The problem: Pick out every line with the word "Election" and copy it.

Items:
────────────────

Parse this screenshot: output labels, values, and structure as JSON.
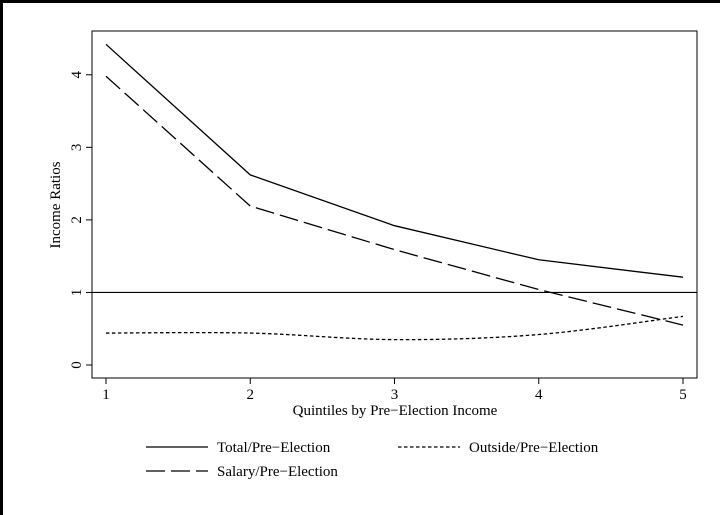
{
  "chart_data": {
    "type": "line",
    "title": "",
    "xlabel": "Quintiles by Pre−Election Income",
    "ylabel": "Income Ratios",
    "x": [
      1,
      2,
      3,
      4,
      5
    ],
    "xticks": [
      "1",
      "2",
      "3",
      "4",
      "5"
    ],
    "yticks": [
      "0",
      "1",
      "2",
      "3",
      "4"
    ],
    "xlim": [
      1,
      5
    ],
    "ylim": [
      0,
      4.5
    ],
    "grid": false,
    "reference_line": {
      "y": 1
    },
    "legend_position": "bottom",
    "series": [
      {
        "name": "Total/Pre−Election",
        "values": [
          4.42,
          2.62,
          1.92,
          1.45,
          1.21
        ],
        "style": "solid",
        "color": "#000000"
      },
      {
        "name": "Outside/Pre−Election",
        "values": [
          0.44,
          0.44,
          0.35,
          0.42,
          0.67
        ],
        "style": "dotted",
        "color": "#000000"
      },
      {
        "name": "Salary/Pre−Election",
        "values": [
          3.98,
          2.19,
          1.59,
          1.04,
          0.55
        ],
        "style": "dashed",
        "color": "#000000"
      }
    ]
  }
}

────────────────

Task result:
    "xlabel": "Quintiles by Pre−Election Income",
        "name": "Total/Pre−Election",
        "name": "Outside/Pre−Election",
        "name": "Salary/Pre−Election",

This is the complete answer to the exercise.